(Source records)
◆ ◆ ◆ ◆ ◆ ◆ ◆
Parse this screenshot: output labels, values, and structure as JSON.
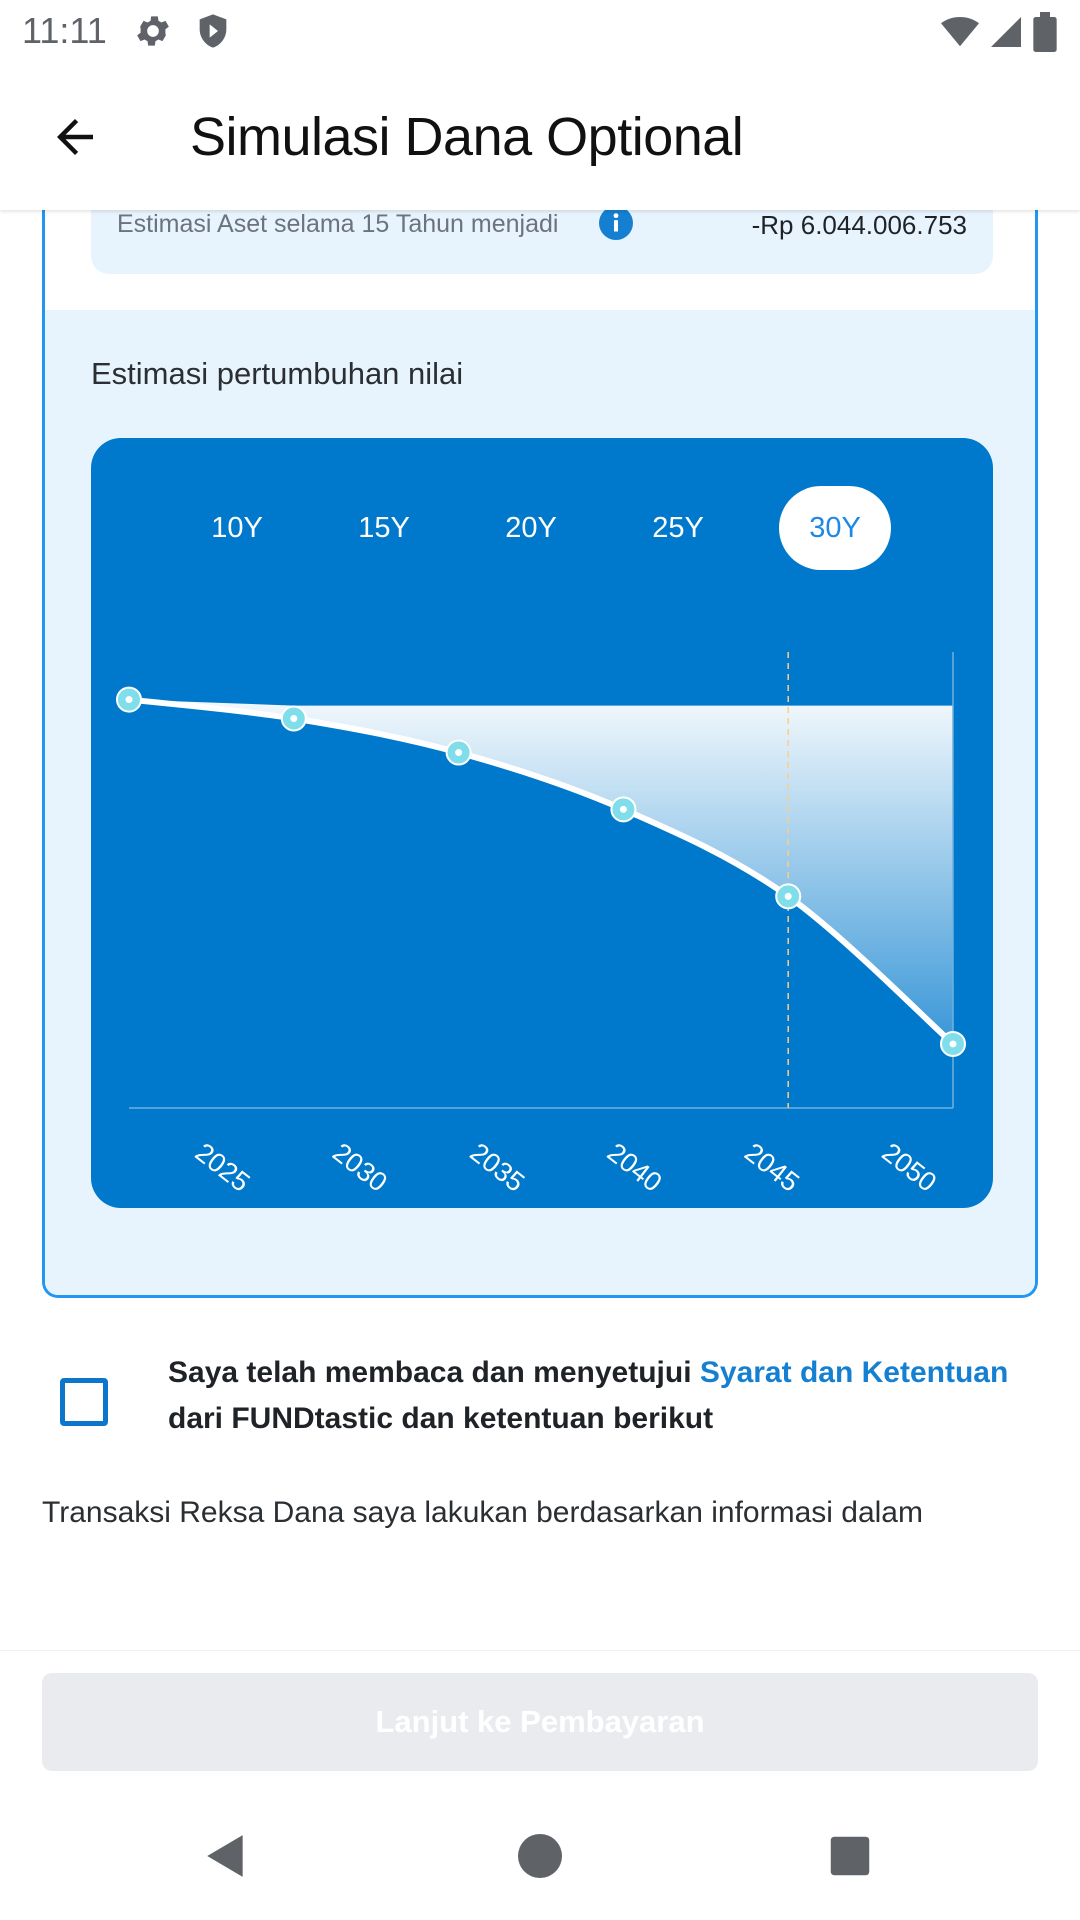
{
  "status_bar": {
    "time": "11:11"
  },
  "app_bar": {
    "title": "Simulasi Dana Optional"
  },
  "estimate": {
    "label": "Estimasi Aset selama 15 Tahun menjadi",
    "value": "-Rp 6.044.006.753"
  },
  "growth": {
    "title": "Estimasi pertumbuhan nilai",
    "tabs": [
      {
        "label": "10Y",
        "active": false
      },
      {
        "label": "15Y",
        "active": false
      },
      {
        "label": "20Y",
        "active": false
      },
      {
        "label": "25Y",
        "active": false
      },
      {
        "label": "30Y",
        "active": true
      }
    ]
  },
  "chart_data": {
    "type": "line",
    "x": [
      2022,
      2028,
      2034,
      2040,
      2046,
      2052
    ],
    "series": [
      {
        "values": [
          0.0,
          -0.05,
          -0.14,
          -0.29,
          -0.52,
          -0.91
        ]
      }
    ],
    "x_tick_labels": [
      "2025",
      "2030",
      "2035",
      "2040",
      "2045",
      "2050"
    ],
    "x_ticks": [
      2025,
      2030,
      2035,
      2040,
      2045,
      2050
    ],
    "xlim": [
      2022,
      2052
    ],
    "ylim": [
      -1,
      0.02
    ],
    "highlight_x": 2046,
    "grid": false,
    "line_color": "#ffffff",
    "marker_color": "#80deea",
    "background": "#0079cc"
  },
  "agreement": {
    "text_pre": "Saya telah membaca dan menyetujui ",
    "link": "Syarat dan Ketentuan",
    "text_post": " dari FUNDtastic dan ketentuan berikut"
  },
  "disclaimer": "Transaksi Reksa Dana saya lakukan berdasarkan informasi dalam",
  "cta": {
    "label": "Lanjut ke Pembayaran"
  }
}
◆ ◆ ◆ ◆ ◆ ◆ ◆
■ Your goal
Omit the pictures and restate the rest of the records verbatim.

■ Result below
Parse this screenshot: output labels, values, and structure as JSON.
{
  "status_bar": {
    "time": "11:11"
  },
  "app_bar": {
    "title": "Simulasi Dana Optional"
  },
  "estimate": {
    "label": "Estimasi Aset selama 15 Tahun menjadi",
    "value": "-Rp 6.044.006.753"
  },
  "growth": {
    "title": "Estimasi pertumbuhan nilai",
    "tabs": [
      {
        "label": "10Y",
        "active": false
      },
      {
        "label": "15Y",
        "active": false
      },
      {
        "label": "20Y",
        "active": false
      },
      {
        "label": "25Y",
        "active": false
      },
      {
        "label": "30Y",
        "active": true
      }
    ]
  },
  "chart_data": {
    "type": "line",
    "x": [
      2022,
      2028,
      2034,
      2040,
      2046,
      2052
    ],
    "series": [
      {
        "values": [
          0.0,
          -0.05,
          -0.14,
          -0.29,
          -0.52,
          -0.91
        ]
      }
    ],
    "x_tick_labels": [
      "2025",
      "2030",
      "2035",
      "2040",
      "2045",
      "2050"
    ],
    "x_ticks": [
      2025,
      2030,
      2035,
      2040,
      2045,
      2050
    ],
    "xlim": [
      2022,
      2052
    ],
    "ylim": [
      -1,
      0.02
    ],
    "highlight_x": 2046,
    "grid": false,
    "line_color": "#ffffff",
    "marker_color": "#80deea",
    "background": "#0079cc"
  },
  "agreement": {
    "text_pre": "Saya telah membaca dan menyetujui ",
    "link": "Syarat dan Ketentuan",
    "text_post": " dari FUNDtastic dan ketentuan berikut"
  },
  "disclaimer": "Transaksi Reksa Dana saya lakukan berdasarkan informasi dalam",
  "cta": {
    "label": "Lanjut ke Pembayaran"
  }
}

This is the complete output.